**Task directions**
Below is a block of records: output all of them exactly and leave out the pictures.

**Data excerpts**
## START
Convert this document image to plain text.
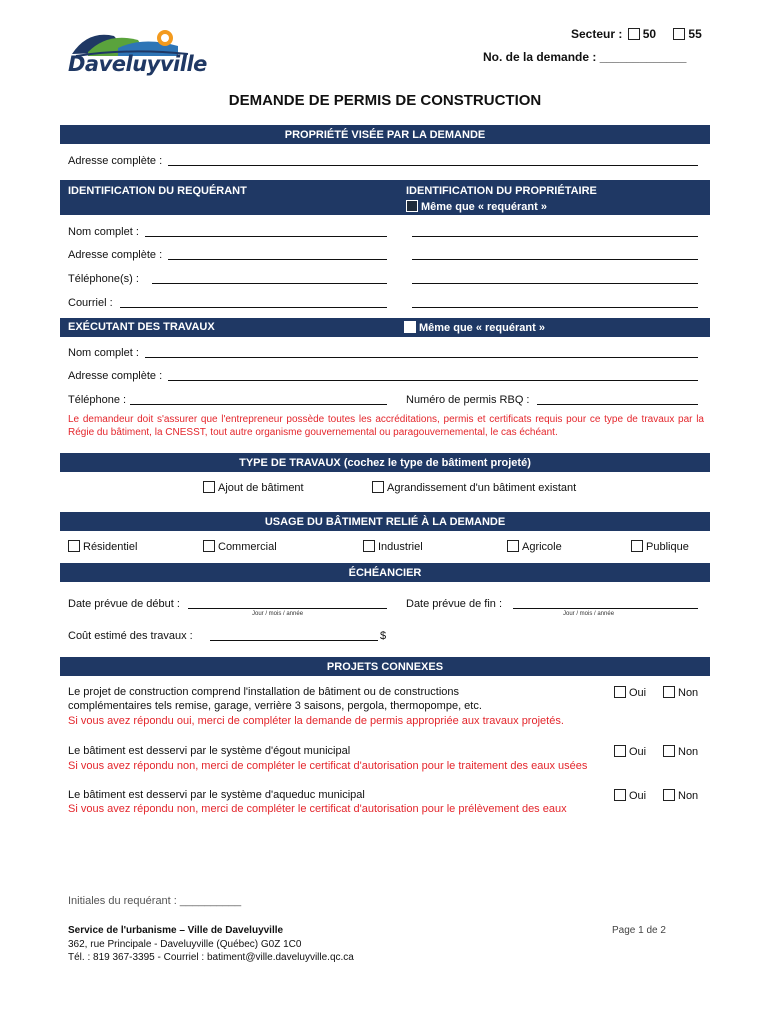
Daveluyville
Secteur : 50	55
No. de la demande : _____________
DEMANDE DE PERMIS DE CONSTRUCTION
PROPRIÉTÉ VISÉE PAR LA DEMANDE
Adresse complète :
IDENTIFICATION DU REQUÉRANT	IDENTIFICATION DU PROPRIÉTAIRE
Même que « requérant »
Nom complet :
Adresse complète :
Téléphone(s) :
Courriel :
EXÉCUTANT DES TRAVAUX	Même que « requérant »
Nom complet :
Adresse complète :
Téléphone :	Numéro de permis RBQ :
Le demandeur doit s'assurer que l'entrepreneur possède toutes les accréditations, permis et certificats requis pour ce type de travaux par la Régie du bâtiment, la CNESST, tout autre organisme gouvernemental ou paragouvernemental, le cas échéant.
TYPE DE TRAVAUX (cochez le type de bâtiment projeté)
Ajout de bâtiment	Agrandissement d'un bâtiment existant
USAGE DU BÂTIMENT RELIÉ À LA DEMANDE
Résidentiel	Commercial	Industriel	Agricole	Publique
ÉCHÉANCIER
Date prévue de début :
Jour / mois / année
Date prévue de fin :
Jour / mois / année
Coût estimé des travaux :	$
PROJETS CONNEXES
Le projet de construction comprend l'installation de bâtiment ou de constructions
complémentaires tels remise, garage, verrière 3 saisons, pergola, thermopompe, etc.
Si vous avez répondu oui, merci de compléter la demande de permis appropriée aux travaux projetés.
Oui	Non
Le bâtiment est desservi par le système d'égout municipal
Si vous avez répondu non, merci de compléter le certificat d'autorisation pour le traitement des eaux usées
Oui	Non
Le bâtiment est desservi par le système d'aqueduc municipal
Si vous avez répondu non, merci de compléter le certificat d'autorisation pour le prélèvement des eaux
Oui	Non
Initiales du requérant : __________
Service de l'urbanisme – Ville de Daveluyville
362, rue Principale - Daveluyville (Québec) G0Z 1C0
Tél. : 819 367-3395 - Courriel : batiment@ville.daveluyville.qc.ca
Page 1 de 2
## END
**Result below**
Convert this document image to plain text.
Daveluyville
Secteur : 50	55
No. de la demande : _____________
DEMANDE DE PERMIS DE CONSTRUCTION
PROPRIÉTÉ VISÉE PAR LA DEMANDE
Adresse complète :
IDENTIFICATION DU REQUÉRANT	IDENTIFICATION DU PROPRIÉTAIRE
Même que « requérant »
Nom complet :
Adresse complète :
Téléphone(s) :
Courriel :
EXÉCUTANT DES TRAVAUX	Même que « requérant »
Nom complet :
Adresse complète :
Téléphone :	Numéro de permis RBQ :
Le demandeur doit s'assurer que l'entrepreneur possède toutes les accréditations, permis et certificats requis pour ce type de travaux par la Régie du bâtiment, la CNESST, tout autre organisme gouvernemental ou paragouvernemental, le cas échéant.
TYPE DE TRAVAUX (cochez le type de bâtiment projeté)
Ajout de bâtiment	Agrandissement d'un bâtiment existant
USAGE DU BÂTIMENT RELIÉ À LA DEMANDE
Résidentiel	Commercial	Industriel	Agricole	Publique
ÉCHÉANCIER
Date prévue de début :
Jour / mois / année
Date prévue de fin :
Jour / mois / année
Coût estimé des travaux :	$
PROJETS CONNEXES
Le projet de construction comprend l'installation de bâtiment ou de constructions
complémentaires tels remise, garage, verrière 3 saisons, pergola, thermopompe, etc.
Si vous avez répondu oui, merci de compléter la demande de permis appropriée aux travaux projetés.
Oui	Non
Le bâtiment est desservi par le système d'égout municipal
Si vous avez répondu non, merci de compléter le certificat d'autorisation pour le traitement des eaux usées
Oui	Non
Le bâtiment est desservi par le système d'aqueduc municipal
Si vous avez répondu non, merci de compléter le certificat d'autorisation pour le prélèvement des eaux
Oui	Non
Initiales du requérant : __________
Service de l'urbanisme – Ville de Daveluyville
362, rue Principale - Daveluyville (Québec) G0Z 1C0
Tél. : 819 367-3395 - Courriel : batiment@ville.daveluyville.qc.ca
Page 1 de 2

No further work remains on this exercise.